EXERCISE TASK: In the data below, find each line containing the string "JSON" and return it.

[Dataset records]

========================================

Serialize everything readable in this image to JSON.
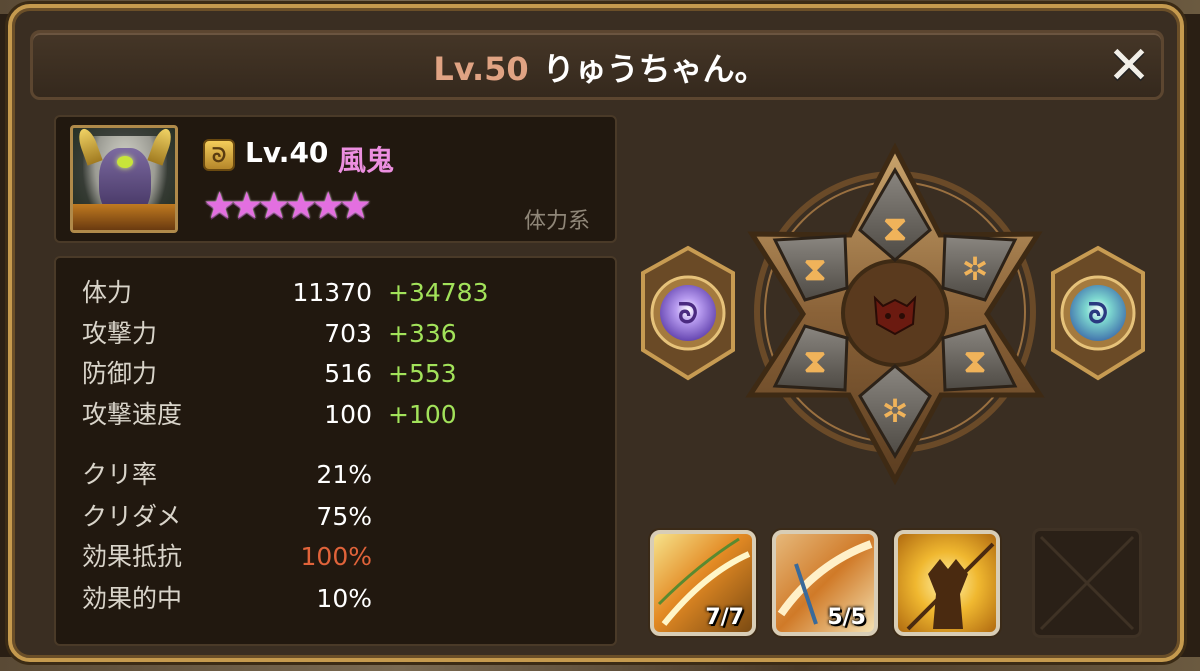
{
  "header": {
    "level": "Lv.50",
    "name": "りゅうちゃん。",
    "close_icon": "close-x-icon"
  },
  "monster": {
    "level": "Lv.40",
    "name": "風鬼",
    "type": "体力系",
    "stars": "★★★★★★",
    "star_count": 6,
    "awaken_icon": "wind-swirl-icon"
  },
  "stats": [
    {
      "label": "体力",
      "value": "11370",
      "bonus": "+34783"
    },
    {
      "label": "攻撃力",
      "value": "703",
      "bonus": "+336"
    },
    {
      "label": "防御力",
      "value": "516",
      "bonus": "+553"
    },
    {
      "label": "攻撃速度",
      "value": "100",
      "bonus": "+100"
    },
    {
      "label": "クリ率",
      "value": "21%",
      "bonus": ""
    },
    {
      "label": "クリダメ",
      "value": "75%",
      "bonus": ""
    },
    {
      "label": "効果抵抗",
      "value": "100%",
      "bonus": ""
    },
    {
      "label": "効果的中",
      "value": "10%",
      "bonus": ""
    }
  ],
  "colors": {
    "title_level": "#e0a383",
    "monster_name": "#ec8fe0",
    "bonus": "#a2e25a",
    "highlight_value": "#e0633a",
    "frame_gold": "#c59a4e"
  },
  "runes": {
    "slots": [
      "hourglass-rune-icon",
      "star-rune-icon",
      "hourglass-rune-icon",
      "star-rune-icon",
      "hourglass-rune-icon",
      "hourglass-rune-icon"
    ],
    "center_icon": "demon-crest-icon",
    "left_artifact": "purple-swirl-artifact-icon",
    "right_artifact": "teal-swirl-artifact-icon"
  },
  "skills": [
    {
      "icon": "wind-slash-skill-icon",
      "count": "7/7"
    },
    {
      "icon": "sword-sweep-skill-icon",
      "count": "5/5"
    },
    {
      "icon": "spear-warrior-skill-icon",
      "count": ""
    }
  ]
}
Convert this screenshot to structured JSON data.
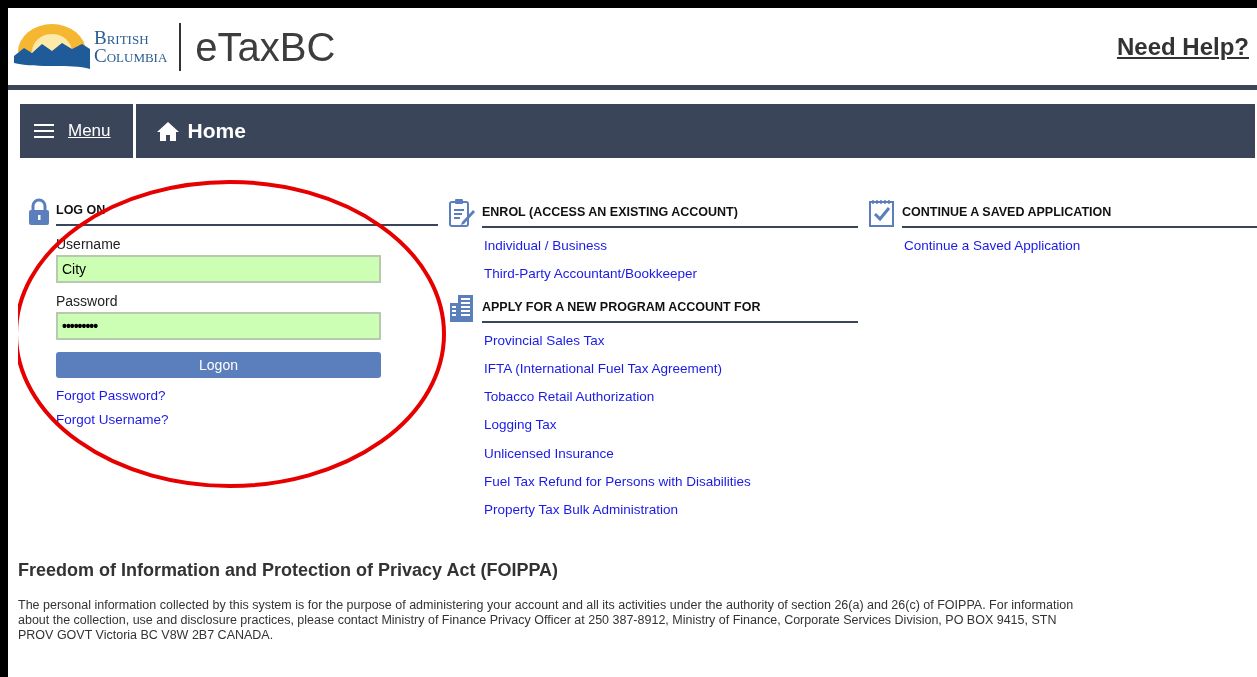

========================================

EXERCISE ANSWER:
Serialize everything readable in this image to JSON.
Convert this screenshot to structured JSON data.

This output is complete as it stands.